[Dataset records on visual material]
###

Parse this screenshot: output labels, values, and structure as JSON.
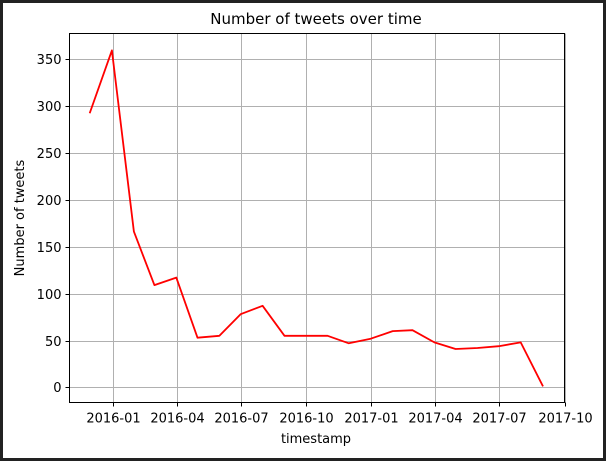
{
  "chart_data": {
    "type": "line",
    "title": "Number of tweets over time",
    "xlabel": "timestamp",
    "ylabel": "Number of tweets",
    "x_tick_labels": [
      "2016-01",
      "2016-04",
      "2016-07",
      "2016-10",
      "2017-01",
      "2017-04",
      "2017-07",
      "2017-10"
    ],
    "x_tick_dates": [
      "2016-01-01",
      "2016-04-01",
      "2016-07-01",
      "2016-10-01",
      "2017-01-01",
      "2017-04-01",
      "2017-07-01",
      "2017-10-01"
    ],
    "y_ticks": [
      0,
      50,
      100,
      150,
      200,
      250,
      300,
      350
    ],
    "xlim": [
      "2015-11-01",
      "2017-10-01"
    ],
    "ylim": [
      -16,
      377
    ],
    "grid": true,
    "series": [
      {
        "color": "#ff0000",
        "x": [
          "2015-11-30",
          "2015-12-31",
          "2016-01-31",
          "2016-02-29",
          "2016-03-31",
          "2016-04-30",
          "2016-05-31",
          "2016-06-30",
          "2016-07-31",
          "2016-08-31",
          "2016-09-30",
          "2016-10-31",
          "2016-11-30",
          "2016-12-31",
          "2017-01-31",
          "2017-02-28",
          "2017-03-31",
          "2017-04-30",
          "2017-05-31",
          "2017-06-30",
          "2017-07-31",
          "2017-08-31"
        ],
        "values": [
          293,
          359,
          166,
          109,
          117,
          53,
          55,
          78,
          87,
          55,
          55,
          55,
          47,
          52,
          60,
          61,
          48,
          41,
          42,
          44,
          48,
          2
        ]
      }
    ]
  }
}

###

SET PROBLEM: Quote the entries above word for word. Leave the images out.

ANSWER TO THE PROBLEM:
Parse this screenshot: output labels, values, and structure as JSON.
{
  "chart_data": {
    "type": "line",
    "title": "Number of tweets over time",
    "xlabel": "timestamp",
    "ylabel": "Number of tweets",
    "x_tick_labels": [
      "2016-01",
      "2016-04",
      "2016-07",
      "2016-10",
      "2017-01",
      "2017-04",
      "2017-07",
      "2017-10"
    ],
    "x_tick_dates": [
      "2016-01-01",
      "2016-04-01",
      "2016-07-01",
      "2016-10-01",
      "2017-01-01",
      "2017-04-01",
      "2017-07-01",
      "2017-10-01"
    ],
    "y_ticks": [
      0,
      50,
      100,
      150,
      200,
      250,
      300,
      350
    ],
    "xlim": [
      "2015-11-01",
      "2017-10-01"
    ],
    "ylim": [
      -16,
      377
    ],
    "grid": true,
    "series": [
      {
        "color": "#ff0000",
        "x": [
          "2015-11-30",
          "2015-12-31",
          "2016-01-31",
          "2016-02-29",
          "2016-03-31",
          "2016-04-30",
          "2016-05-31",
          "2016-06-30",
          "2016-07-31",
          "2016-08-31",
          "2016-09-30",
          "2016-10-31",
          "2016-11-30",
          "2016-12-31",
          "2017-01-31",
          "2017-02-28",
          "2017-03-31",
          "2017-04-30",
          "2017-05-31",
          "2017-06-30",
          "2017-07-31",
          "2017-08-31"
        ],
        "values": [
          293,
          359,
          166,
          109,
          117,
          53,
          55,
          78,
          87,
          55,
          55,
          55,
          47,
          52,
          60,
          61,
          48,
          41,
          42,
          44,
          48,
          2
        ]
      }
    ]
  }
}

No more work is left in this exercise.